◆ TEXT EXCERPT
Patchwork ppcr: Avoid decrementer related kvm exits

login
register
mail settings
Submitter David Gibson
Date Oct. 14, 2011, 5:19 a.m.
Message ID <1318569548-8537-1-git-send-email-david@gibson.dropbear.id.au>
Download mbox | patch
Permalink /patch/119701/
State New
Headers show

Comments

David Gibson - Oct. 14, 2011, 5:19 a.m.
In __cpu_ppc_store_decr(), we set up a regular timer used to trigger
decrementer interrupts.  This is necessary to implement the decrementer
properly under TCG, but is unnecessary under KVM (true for both Book3S-PR
and Book3S-HV KVM variants), because the kernel handles generating and
delivering decrementer exceptions.

Under kvm, in fact, the timer causes expensive and unnecessary exits from
kvm to qemu.  This patch, therefore, disables setting the timer when kvm
is in use.

Signed-off-by: Anton Blanchard <anton@au1.ibm.com>
Signed-off-by: David Gibson <david@gibson.dropbear.id.au>
---
 hw/ppc.c |   25 ++++++++++++++-----------
 1 files changed, 14 insertions(+), 11 deletions(-)
Alexander Graf - Oct. 14, 2011, 5:30 a.m.
On 14.10.2011, at 07:19, David Gibson wrote:

> In __cpu_ppc_store_decr(), we set up a regular timer used to trigger
> decrementer interrupts.  This is necessary to implement the decrementer
> properly under TCG, but is unnecessary under KVM (true for both Book3S-PR
> and Book3S-HV KVM variants), because the kernel handles generating and
> delivering decrementer exceptions.
> 
> Under kvm, in fact, the timer causes expensive and unnecessary exits from
> kvm to qemu.  This patch, therefore, disables setting the timer when kvm
> is in use.

◆ GIVEN INFORMATION
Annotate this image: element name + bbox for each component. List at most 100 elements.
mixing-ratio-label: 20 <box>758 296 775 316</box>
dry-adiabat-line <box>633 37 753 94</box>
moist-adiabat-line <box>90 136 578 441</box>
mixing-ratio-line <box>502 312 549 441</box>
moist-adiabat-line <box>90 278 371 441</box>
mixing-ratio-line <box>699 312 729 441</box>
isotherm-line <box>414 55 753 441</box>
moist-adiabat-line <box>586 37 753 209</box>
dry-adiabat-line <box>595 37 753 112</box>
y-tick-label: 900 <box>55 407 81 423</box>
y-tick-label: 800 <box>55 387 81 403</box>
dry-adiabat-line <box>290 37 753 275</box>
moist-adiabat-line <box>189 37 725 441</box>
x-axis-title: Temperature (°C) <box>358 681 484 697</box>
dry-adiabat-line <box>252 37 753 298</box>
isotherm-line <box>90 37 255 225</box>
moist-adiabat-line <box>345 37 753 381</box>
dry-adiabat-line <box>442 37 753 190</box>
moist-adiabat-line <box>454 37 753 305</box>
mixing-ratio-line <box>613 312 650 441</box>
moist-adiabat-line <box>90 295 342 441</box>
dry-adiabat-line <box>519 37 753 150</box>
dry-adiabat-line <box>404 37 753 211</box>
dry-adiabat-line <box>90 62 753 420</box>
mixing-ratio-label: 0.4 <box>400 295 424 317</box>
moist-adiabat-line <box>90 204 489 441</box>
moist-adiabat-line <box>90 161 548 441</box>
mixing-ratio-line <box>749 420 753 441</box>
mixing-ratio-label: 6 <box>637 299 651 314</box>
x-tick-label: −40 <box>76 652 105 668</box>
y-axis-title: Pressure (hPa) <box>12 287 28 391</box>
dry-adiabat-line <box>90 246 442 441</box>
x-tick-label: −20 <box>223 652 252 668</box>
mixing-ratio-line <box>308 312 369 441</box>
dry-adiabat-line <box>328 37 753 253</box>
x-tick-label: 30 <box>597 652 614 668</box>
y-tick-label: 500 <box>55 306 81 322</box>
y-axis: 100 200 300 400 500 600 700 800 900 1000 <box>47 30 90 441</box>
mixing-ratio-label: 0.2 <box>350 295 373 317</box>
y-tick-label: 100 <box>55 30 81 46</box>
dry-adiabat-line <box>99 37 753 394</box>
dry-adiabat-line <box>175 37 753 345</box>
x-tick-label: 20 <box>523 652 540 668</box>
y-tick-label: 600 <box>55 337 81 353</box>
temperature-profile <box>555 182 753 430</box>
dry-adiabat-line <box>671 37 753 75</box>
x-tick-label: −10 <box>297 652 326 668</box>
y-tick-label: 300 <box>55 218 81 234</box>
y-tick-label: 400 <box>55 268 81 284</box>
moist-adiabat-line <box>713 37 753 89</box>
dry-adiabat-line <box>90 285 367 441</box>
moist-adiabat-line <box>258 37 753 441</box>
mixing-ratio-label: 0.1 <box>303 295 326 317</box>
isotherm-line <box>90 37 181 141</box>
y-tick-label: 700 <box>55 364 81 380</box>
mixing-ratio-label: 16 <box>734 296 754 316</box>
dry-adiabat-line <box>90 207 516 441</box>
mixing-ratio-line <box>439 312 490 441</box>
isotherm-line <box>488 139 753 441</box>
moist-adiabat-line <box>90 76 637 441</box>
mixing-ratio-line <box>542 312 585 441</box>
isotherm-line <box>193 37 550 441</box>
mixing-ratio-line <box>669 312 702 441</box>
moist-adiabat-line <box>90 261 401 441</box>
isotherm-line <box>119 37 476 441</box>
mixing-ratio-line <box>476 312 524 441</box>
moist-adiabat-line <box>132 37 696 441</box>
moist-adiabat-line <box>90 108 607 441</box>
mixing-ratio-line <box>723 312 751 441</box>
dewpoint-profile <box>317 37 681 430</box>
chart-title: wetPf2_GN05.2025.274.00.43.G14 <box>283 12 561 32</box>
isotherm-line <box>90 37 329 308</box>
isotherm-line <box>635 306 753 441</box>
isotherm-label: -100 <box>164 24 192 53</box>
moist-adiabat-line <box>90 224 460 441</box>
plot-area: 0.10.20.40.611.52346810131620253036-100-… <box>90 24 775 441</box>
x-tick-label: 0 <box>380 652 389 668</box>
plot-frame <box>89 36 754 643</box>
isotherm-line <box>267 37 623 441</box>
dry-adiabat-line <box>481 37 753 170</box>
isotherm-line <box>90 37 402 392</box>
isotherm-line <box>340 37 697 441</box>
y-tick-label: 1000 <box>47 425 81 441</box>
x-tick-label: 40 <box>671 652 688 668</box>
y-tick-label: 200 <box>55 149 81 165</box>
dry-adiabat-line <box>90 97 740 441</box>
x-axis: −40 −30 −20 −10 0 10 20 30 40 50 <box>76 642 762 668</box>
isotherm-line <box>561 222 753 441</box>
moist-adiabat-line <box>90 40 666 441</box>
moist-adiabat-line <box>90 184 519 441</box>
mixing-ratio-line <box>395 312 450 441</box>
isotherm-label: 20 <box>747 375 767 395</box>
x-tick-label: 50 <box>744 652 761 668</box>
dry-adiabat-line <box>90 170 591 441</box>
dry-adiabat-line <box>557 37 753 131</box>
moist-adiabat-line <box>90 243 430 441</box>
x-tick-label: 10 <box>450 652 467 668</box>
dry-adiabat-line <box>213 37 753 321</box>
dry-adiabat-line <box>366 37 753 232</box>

◆ TASK STATEMENT
Answer from the decrementer patch page:
(a) What is listed as the patch's state?
(b) In which function is the regular timer for decrementer interrupts set up?
(c) How many insertions and deletions does the patch make?
Rely only on the text, not on the data.

◆ WRITTEN REPLY
(a) New
(b) __cpu_ppc_store_decr()
(c) 14 insertions and 11 deletions